> [PROBLEM]:
Leave out the pictures and repeat every record exactly.

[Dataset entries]
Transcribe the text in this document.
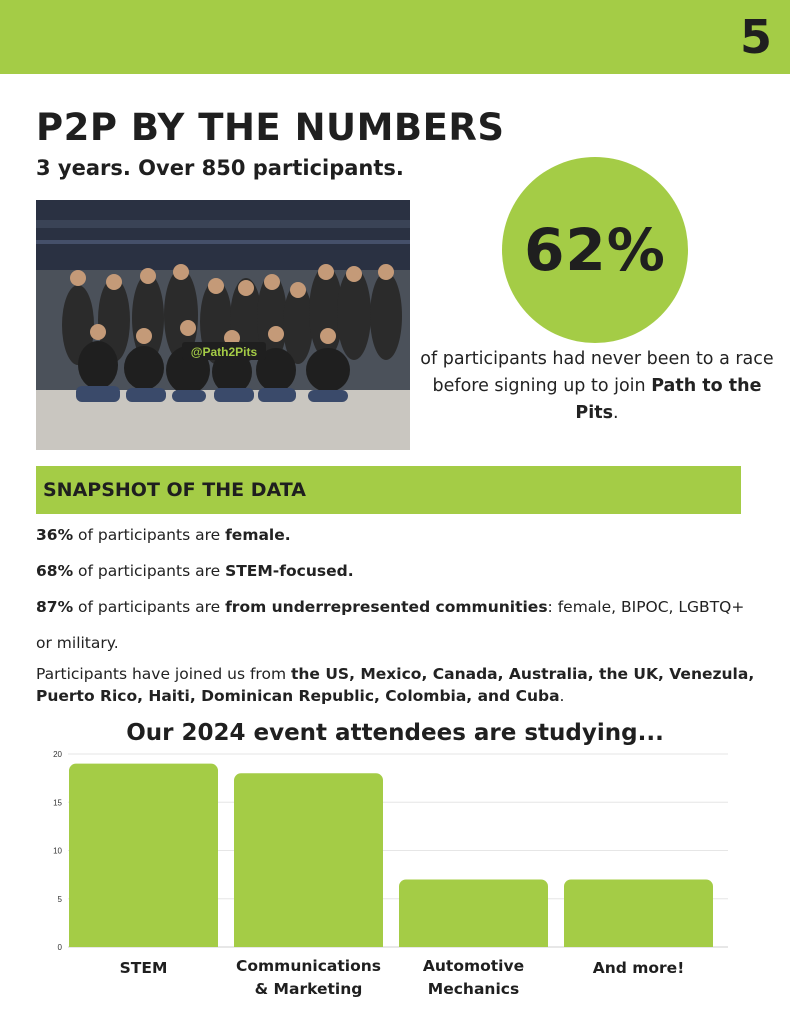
5
P2P BY THE NUMBERS
3 years. Over 850 participants.
@Path2Pits
62%

of participants had never been to a race before signing up to join Path to the Pits.

SNAPSHOT OF THE DATA

36% of participants are female.

68% of participants are STEM-focused.

87% of participants are from underrepresented communities: female, BIPOC, LGBTQ+ or military.

Participants have joined us from the US, Mexico, Canada, Australia, the UK, Venezula, Puerto Rico, Haiti, Dominican Republic, Colombia, and Cuba.

Our 2024 event attendees are studying...
0
5
10
15
20
STEM	Communications
& Marketing
Automotive
Mechanics
And more!
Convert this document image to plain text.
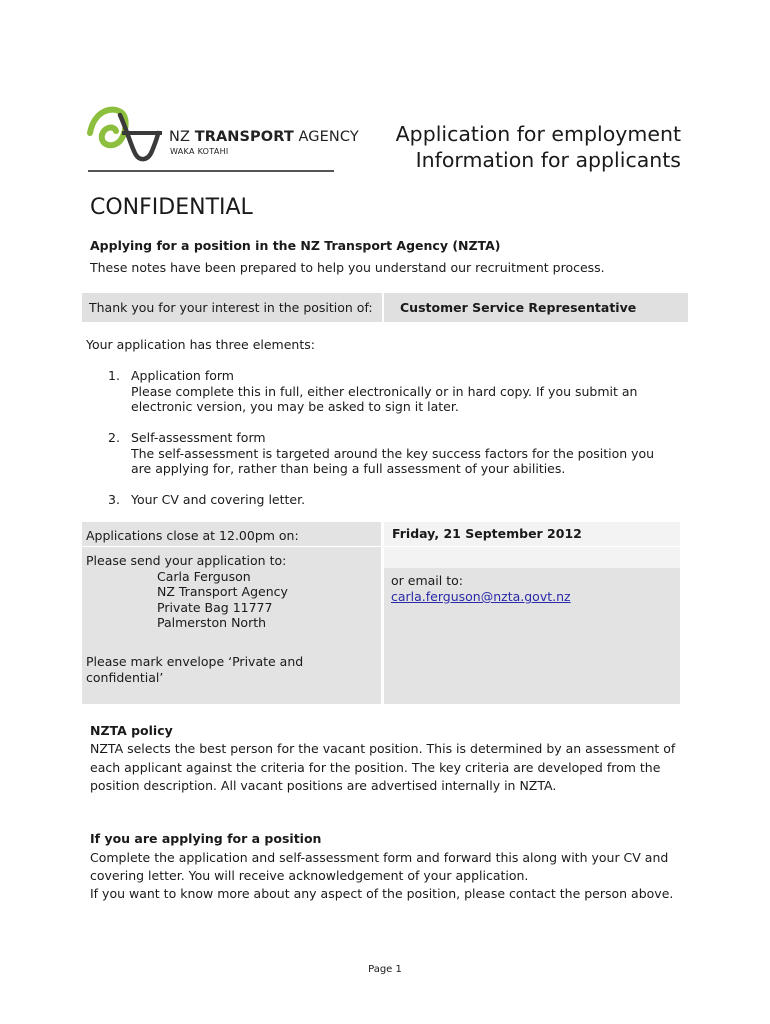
NZ TRANSPORT AGENCY
WAKA KOTAHI
Application for employment
Information for applicants
CONFIDENTIAL
Applying for a position in the NZ Transport Agency (NZTA)
These notes have been prepared to help you understand our recruitment process.
Thank you for your interest in the position of: Customer Service Representative
Your application has three elements:
1. Application form
Please complete this in full, either electronically or in hard copy. If you submit an
electronic version, you may be asked to sign it later.
2. Self-assessment form
The self-assessment is targeted around the key success factors for the position you
are applying for, rather than being a full assessment of your abilities.
3. Your CV and covering letter.
Applications close at 12.00pm on:	Friday, 21 September 2012
Please send your application to:
Carla Ferguson
NZ Transport Agency
Private Bag 11777
Palmerston North
Please mark envelope ‘Private and
confidential’
or email to:
carla.ferguson@nzta.govt.nz
NZTA policy
NZTA selects the best person for the vacant position. This is determined by an assessment of
each applicant against the criteria for the position. The key criteria are developed from the
position description. All vacant positions are advertised internally in NZTA.
If you are applying for a position
Complete the application and self-assessment form and forward this along with your CV and
covering letter. You will receive acknowledgement of your application.
If you want to know more about any aspect of the position, please contact the person above.
Page 1
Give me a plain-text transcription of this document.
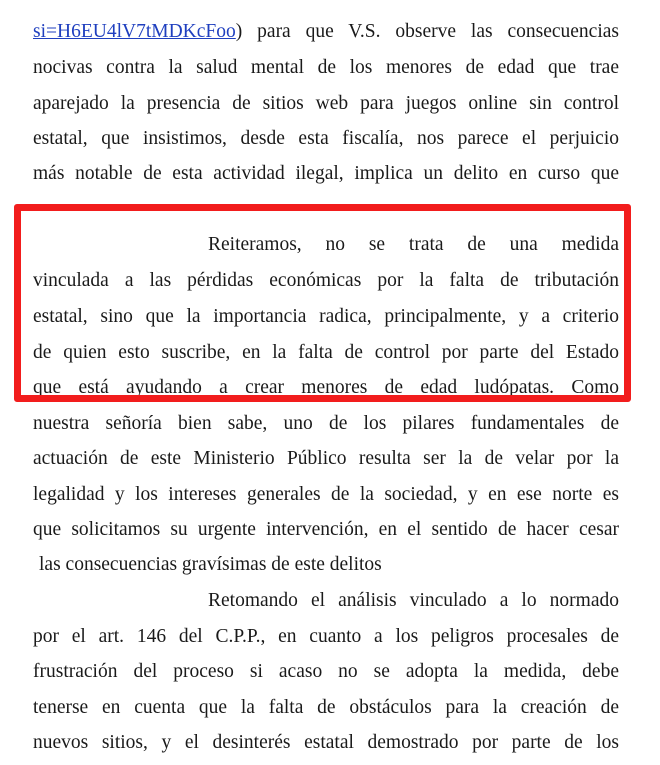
si=H6EU4lV7tMDKcFoo) para que V.S. observe las consecuencias
nocivas contra la salud mental de los menores de edad que trae
aparejado la presencia de sitios web para juegos online sin control
estatal, que insistimos, desde esta fiscalía, nos parece el perjuicio
más notable de esta actividad ilegal, implica un delito en curso que
Reiteramos, no se trata de una medida
vinculada a las pérdidas económicas por la falta de tributación
estatal, sino que la importancia radica, principalmente, y a criterio
de quien esto suscribe, en la falta de control por parte del Estado
que está ayudando a crear menores de edad ludópatas. Como
nuestra señoría bien sabe, uno de los pilares fundamentales de
actuación de este Ministerio Público resulta ser la de velar por la
legalidad y los intereses generales de la sociedad, y en ese norte es
que solicitamos su urgente intervención, en el sentido de hacer cesar
las consecuencias gravísimas de este delitos
Retomando el análisis vinculado a lo normado
por el art. 146 del C.P.P., en cuanto a los peligros procesales de
frustración del proceso si acaso no se adopta la medida, debe
tenerse en cuenta que la falta de obstáculos para la creación de
nuevos sitios, y el desinterés estatal demostrado por parte de los
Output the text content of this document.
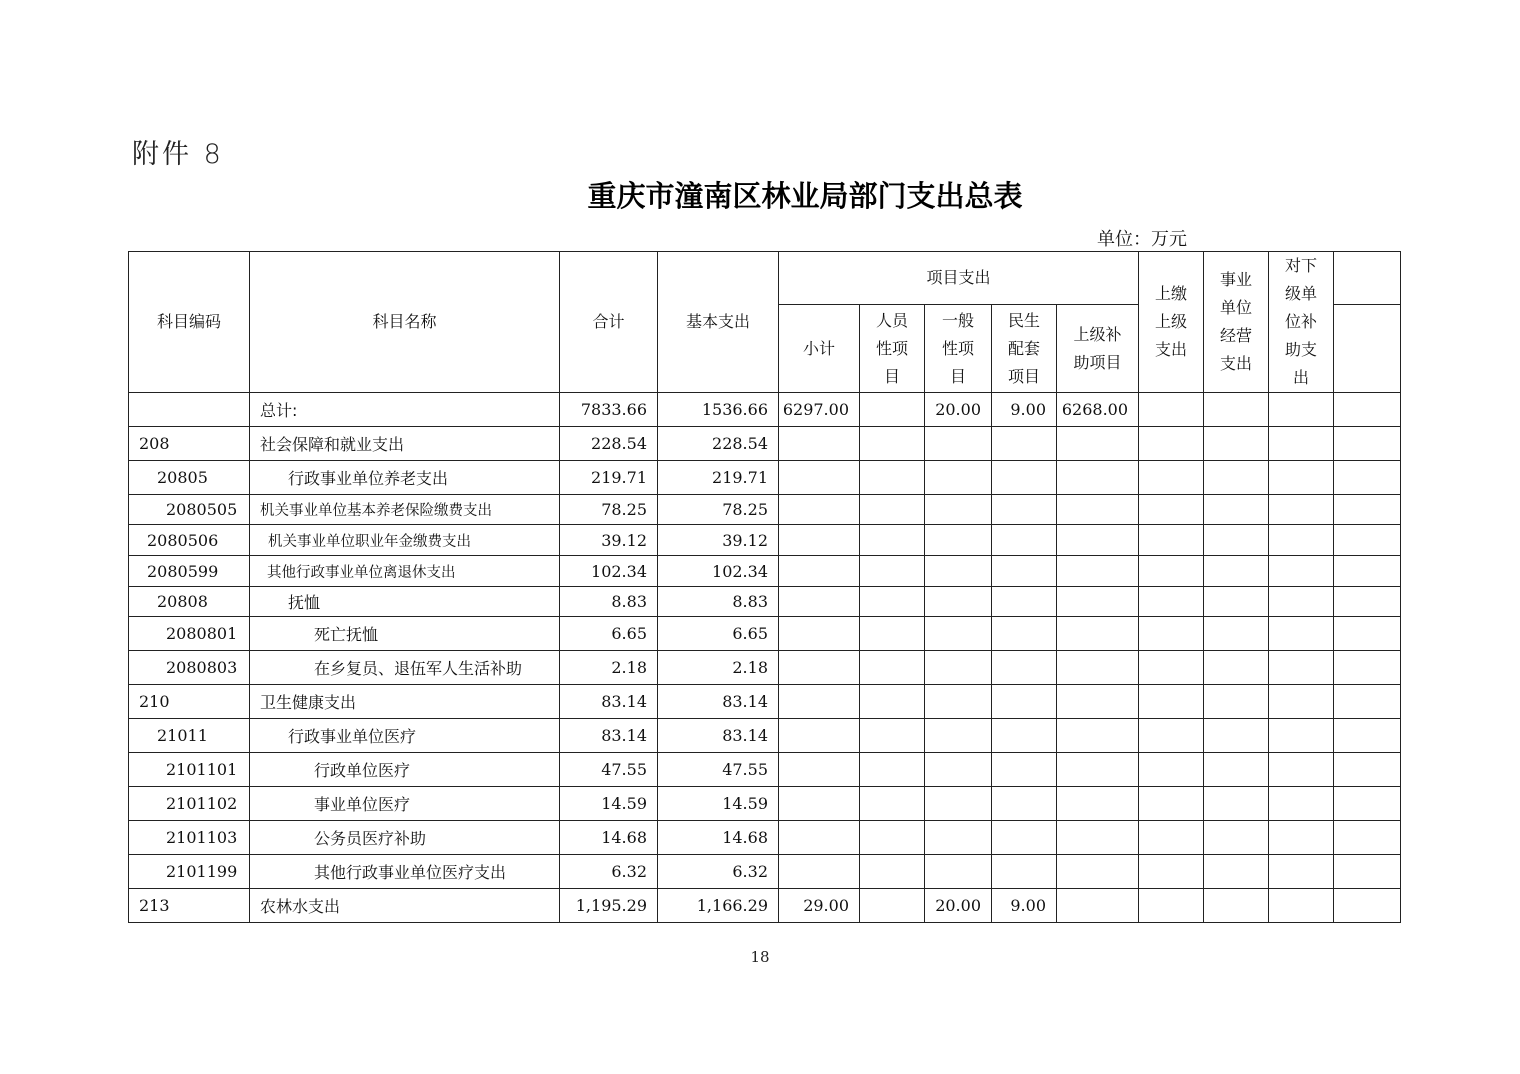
附件 8
重庆市潼南区林业局部门支出总表
单位：万元
科目编码	科目名称	合计	基本支出	项目支出					上缴上级支出	事业单位经营支出	对下级单位补助支出	
				小计	人员性项目	一般性项目	民生配套项目	上级补助项目				
	总计:	7833.66	1536.66	6297.00		20.00	9.00	6268.00				
208	社会保障和就业支出	228.54	228.54									
20805	行政事业单位养老支出	219.71	219.71									
2080505	机关事业单位基本养老保险缴费支出	78.25	78.25									
2080506	机关事业单位职业年金缴费支出	39.12	39.12									
2080599	其他行政事业单位离退休支出	102.34	102.34									
20808	抚恤	8.83	8.83									
2080801	死亡抚恤	6.65	6.65									
2080803	在乡复员、退伍军人生活补助	2.18	2.18									
210	卫生健康支出	83.14	83.14									
21011	行政事业单位医疗	83.14	83.14									
2101101	行政单位医疗	47.55	47.55									
2101102	事业单位医疗	14.59	14.59									
2101103	公务员医疗补助	14.68	14.68									
2101199	其他行政事业单位医疗支出	6.32	6.32									
213	农林水支出	1,195.29	1,166.29	29.00		20.00	9.00					
18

> [SOLVED EXERCISE]:
Transcribe the text in this document.
5
P2P BY THE NUMBERS
3 years. Over 850 participants.
@Path2Pits
62%

of participants had never been to a race before signing up to join Path to the Pits.

SNAPSHOT OF THE DATA

36% of participants are female.

68% of participants are STEM-focused.

87% of participants are from underrepresented communities: female, BIPOC, LGBTQ+ or military.

Participants have joined us from the US, Mexico, Canada, Australia, the UK, Venezula, Puerto Rico, Haiti, Dominican Republic, Colombia, and Cuba.

Our 2024 event attendees are studying...
0
5
10
15
20
STEM	Communications
& Marketing
Automotive
Mechanics
And more!
Convert this document image to plain text.
NZ TRANSPORT AGENCY
WAKA KOTAHI
Application for employment
Information for applicants
CONFIDENTIAL
Applying for a position in the NZ Transport Agency (NZTA)
These notes have been prepared to help you understand our recruitment process.
Thank you for your interest in the position of: Customer Service Representative
Your application has three elements:
1. Application form
Please complete this in full, either electronically or in hard copy. If you submit an
electronic version, you may be asked to sign it later.
2. Self-assessment form
The self-assessment is targeted around the key success factors for the position you
are applying for, rather than being a full assessment of your abilities.
3. Your CV and covering letter.
Applications close at 12.00pm on:	Friday, 21 September 2012
Please send your application to:
Carla Ferguson
NZ Transport Agency
Private Bag 11777
Palmerston North
Please mark envelope ‘Private and
confidential’
or email to:
carla.ferguson@nzta.govt.nz
NZTA policy
NZTA selects the best person for the vacant position. This is determined by an assessment of
each applicant against the criteria for the position. The key criteria are developed from the
position description. All vacant positions are advertised internally in NZTA.
If you are applying for a position
Complete the application and self-assessment form and forward this along with your CV and
covering letter. You will receive acknowledgement of your application.
If you want to know more about any aspect of the position, please contact the person above.
Page 1
Give me a plain-text transcription of this document.
si=H6EU4lV7tMDKcFoo) para que V.S. observe las consecuencias
nocivas contra la salud mental de los menores de edad que trae
aparejado la presencia de sitios web para juegos online sin control
estatal, que insistimos, desde esta fiscalía, nos parece el perjuicio
más notable de esta actividad ilegal, implica un delito en curso que
Reiteramos, no se trata de una medida
vinculada a las pérdidas económicas por la falta de tributación
estatal, sino que la importancia radica, principalmente, y a criterio
de quien esto suscribe, en la falta de control por parte del Estado
que está ayudando a crear menores de edad ludópatas. Como
nuestra señoría bien sabe, uno de los pilares fundamentales de
actuación de este Ministerio Público resulta ser la de velar por la
legalidad y los intereses generales de la sociedad, y en ese norte es
que solicitamos su urgente intervención, en el sentido de hacer cesar
las consecuencias gravísimas de este delitos
Retomando el análisis vinculado a lo normado
por el art. 146 del C.P.P., en cuanto a los peligros procesales de
frustración del proceso si acaso no se adopta la medida, debe
tenerse en cuenta que la falta de obstáculos para la creación de
nuevos sitios, y el desinterés estatal demostrado por parte de los
Output the text content of this document.
附件 8
重庆市潼南区林业局部门支出总表
单位：万元
科目编码	科目名称	合计	基本支出	项目支出					上缴上级支出	事业单位经营支出	对下级单位补助支出	
				小计	人员性项目	一般性项目	民生配套项目	上级补助项目				
	总计:	7833.66	1536.66	6297.00		20.00	9.00	6268.00				
208	社会保障和就业支出	228.54	228.54									
20805	行政事业单位养老支出	219.71	219.71									
2080505	机关事业单位基本养老保险缴费支出	78.25	78.25									
2080506	机关事业单位职业年金缴费支出	39.12	39.12									
2080599	其他行政事业单位离退休支出	102.34	102.34									
20808	抚恤	8.83	8.83									
2080801	死亡抚恤	6.65	6.65									
2080803	在乡复员、退伍军人生活补助	2.18	2.18									
210	卫生健康支出	83.14	83.14									
21011	行政事业单位医疗	83.14	83.14									
2101101	行政单位医疗	47.55	47.55									
2101102	事业单位医疗	14.59	14.59									
2101103	公务员医疗补助	14.68	14.68									
2101199	其他行政事业单位医疗支出	6.32	6.32									
213	农林水支出	1,195.29	1,166.29	29.00		20.00	9.00					
18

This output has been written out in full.